* _Data for this exercise_:
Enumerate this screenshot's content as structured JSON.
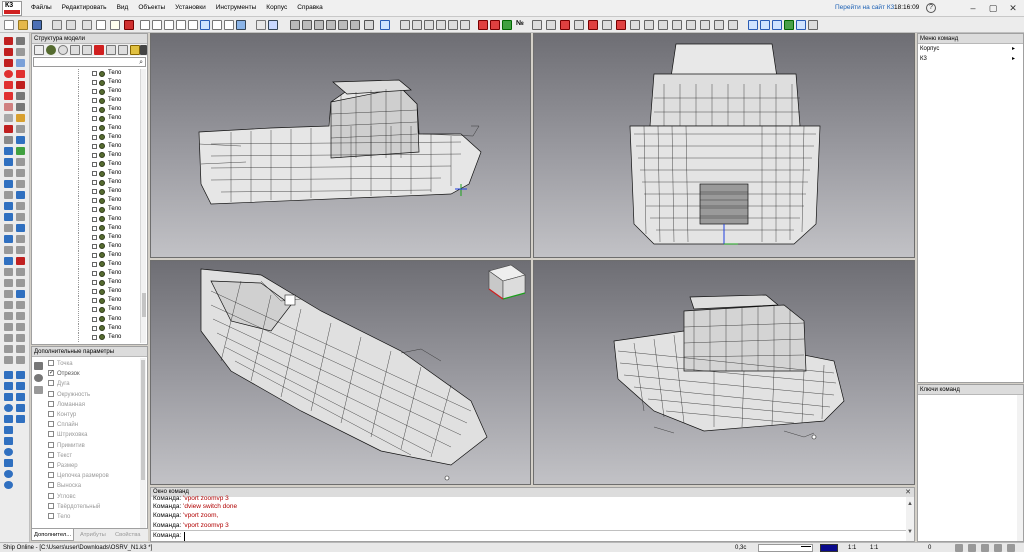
{
  "app": {
    "logo_text": "К3",
    "menu": [
      "Файлы",
      "Редактировать",
      "Вид",
      "Объекты",
      "Установки",
      "Инструменты",
      "Корпус",
      "Справка"
    ],
    "site_link": "Перейти на сайт К3",
    "clock": "18:16:09",
    "help": "?",
    "minimize": "–",
    "maximize": "▢",
    "close": "✕"
  },
  "toolbar": {
    "number_sign": "№"
  },
  "model_tree": {
    "title": "Структура модели",
    "search_placeholder": "",
    "items": [
      "Тело",
      "Тело",
      "Тело",
      "Тело",
      "Тело",
      "Тело",
      "Тело",
      "Тело",
      "Тело",
      "Тело",
      "Тело",
      "Тело",
      "Тело",
      "Тело",
      "Тело",
      "Тело",
      "Тело",
      "Тело",
      "Тело",
      "Тело",
      "Тело",
      "Тело",
      "Тело",
      "Тело",
      "Тело",
      "Тело",
      "Тело",
      "Тело",
      "Тело",
      "Тело"
    ]
  },
  "extra_params": {
    "title": "Дополнительные параметры",
    "items": [
      {
        "label": "Точка",
        "checked": false
      },
      {
        "label": "Отрезок",
        "checked": true
      },
      {
        "label": "Дуга",
        "checked": false
      },
      {
        "label": "Окружность",
        "checked": false
      },
      {
        "label": "Ломанная",
        "checked": false
      },
      {
        "label": "Контур",
        "checked": false
      },
      {
        "label": "Сплайн",
        "checked": false
      },
      {
        "label": "Штриховка",
        "checked": false
      },
      {
        "label": "Примитив",
        "checked": false
      },
      {
        "label": "Текст",
        "checked": false
      },
      {
        "label": "Размер",
        "checked": false
      },
      {
        "label": "Цепочка размеров",
        "checked": false
      },
      {
        "label": "Выноска",
        "checked": false
      },
      {
        "label": "Угловс",
        "checked": false
      },
      {
        "label": "Твёрдотельный",
        "checked": false
      },
      {
        "label": "Тело",
        "checked": false
      }
    ],
    "tabs": [
      "Дополнител...",
      "Атрибуты",
      "Свойства"
    ]
  },
  "command_window": {
    "title": "Окно команд",
    "close": "✕",
    "lines": [
      {
        "label": "Команда:",
        "value": "'vport zoomvp 3"
      },
      {
        "label": "Команда:",
        "value": "'dview switch done"
      },
      {
        "label": "Команда:",
        "value": "'vport zoom,"
      },
      {
        "label": "Команда:",
        "value": "'vport zoomvp 3"
      }
    ],
    "prompt": "Команда:",
    "input_value": "",
    "scroll_up": "▲",
    "scroll_down": "▼"
  },
  "right_panels": {
    "menu_title": "Меню команд",
    "menu_items": [
      "Корпус",
      "К3"
    ],
    "keys_title": "Ключи команд"
  },
  "status_bar": {
    "app_text": "Ship Online - [C:\\Users\\user\\Downloads\\OSRV_N1.k3 *]",
    "scale": "0,3c",
    "ratio1": "1:1",
    "ratio2": "1:1",
    "coord": "0"
  },
  "colors": {
    "accent_red": "#c00000",
    "command_value": "#b00000",
    "link_blue": "#1a5fb4",
    "status_color": "#0a0a8c"
  }
}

* _Problem statement_:
Retype all the records shown above, character for character. Omit every picture.

* _Written solution_:
Enumerate this screenshot's content as structured JSON.
{
  "app": {
    "logo_text": "К3",
    "menu": [
      "Файлы",
      "Редактировать",
      "Вид",
      "Объекты",
      "Установки",
      "Инструменты",
      "Корпус",
      "Справка"
    ],
    "site_link": "Перейти на сайт К3",
    "clock": "18:16:09",
    "help": "?",
    "minimize": "–",
    "maximize": "▢",
    "close": "✕"
  },
  "toolbar": {
    "number_sign": "№"
  },
  "model_tree": {
    "title": "Структура модели",
    "search_placeholder": "",
    "items": [
      "Тело",
      "Тело",
      "Тело",
      "Тело",
      "Тело",
      "Тело",
      "Тело",
      "Тело",
      "Тело",
      "Тело",
      "Тело",
      "Тело",
      "Тело",
      "Тело",
      "Тело",
      "Тело",
      "Тело",
      "Тело",
      "Тело",
      "Тело",
      "Тело",
      "Тело",
      "Тело",
      "Тело",
      "Тело",
      "Тело",
      "Тело",
      "Тело",
      "Тело",
      "Тело"
    ]
  },
  "extra_params": {
    "title": "Дополнительные параметры",
    "items": [
      {
        "label": "Точка",
        "checked": false
      },
      {
        "label": "Отрезок",
        "checked": true
      },
      {
        "label": "Дуга",
        "checked": false
      },
      {
        "label": "Окружность",
        "checked": false
      },
      {
        "label": "Ломанная",
        "checked": false
      },
      {
        "label": "Контур",
        "checked": false
      },
      {
        "label": "Сплайн",
        "checked": false
      },
      {
        "label": "Штриховка",
        "checked": false
      },
      {
        "label": "Примитив",
        "checked": false
      },
      {
        "label": "Текст",
        "checked": false
      },
      {
        "label": "Размер",
        "checked": false
      },
      {
        "label": "Цепочка размеров",
        "checked": false
      },
      {
        "label": "Выноска",
        "checked": false
      },
      {
        "label": "Угловс",
        "checked": false
      },
      {
        "label": "Твёрдотельный",
        "checked": false
      },
      {
        "label": "Тело",
        "checked": false
      }
    ],
    "tabs": [
      "Дополнител...",
      "Атрибуты",
      "Свойства"
    ]
  },
  "command_window": {
    "title": "Окно команд",
    "close": "✕",
    "lines": [
      {
        "label": "Команда:",
        "value": "'vport zoomvp 3"
      },
      {
        "label": "Команда:",
        "value": "'dview switch done"
      },
      {
        "label": "Команда:",
        "value": "'vport zoom,"
      },
      {
        "label": "Команда:",
        "value": "'vport zoomvp 3"
      }
    ],
    "prompt": "Команда:",
    "input_value": "",
    "scroll_up": "▲",
    "scroll_down": "▼"
  },
  "right_panels": {
    "menu_title": "Меню команд",
    "menu_items": [
      "Корпус",
      "К3"
    ],
    "keys_title": "Ключи команд"
  },
  "status_bar": {
    "app_text": "Ship Online - [C:\\Users\\user\\Downloads\\OSRV_N1.k3 *]",
    "scale": "0,3c",
    "ratio1": "1:1",
    "ratio2": "1:1",
    "coord": "0"
  },
  "colors": {
    "accent_red": "#c00000",
    "command_value": "#b00000",
    "link_blue": "#1a5fb4",
    "status_color": "#0a0a8c"
  }
}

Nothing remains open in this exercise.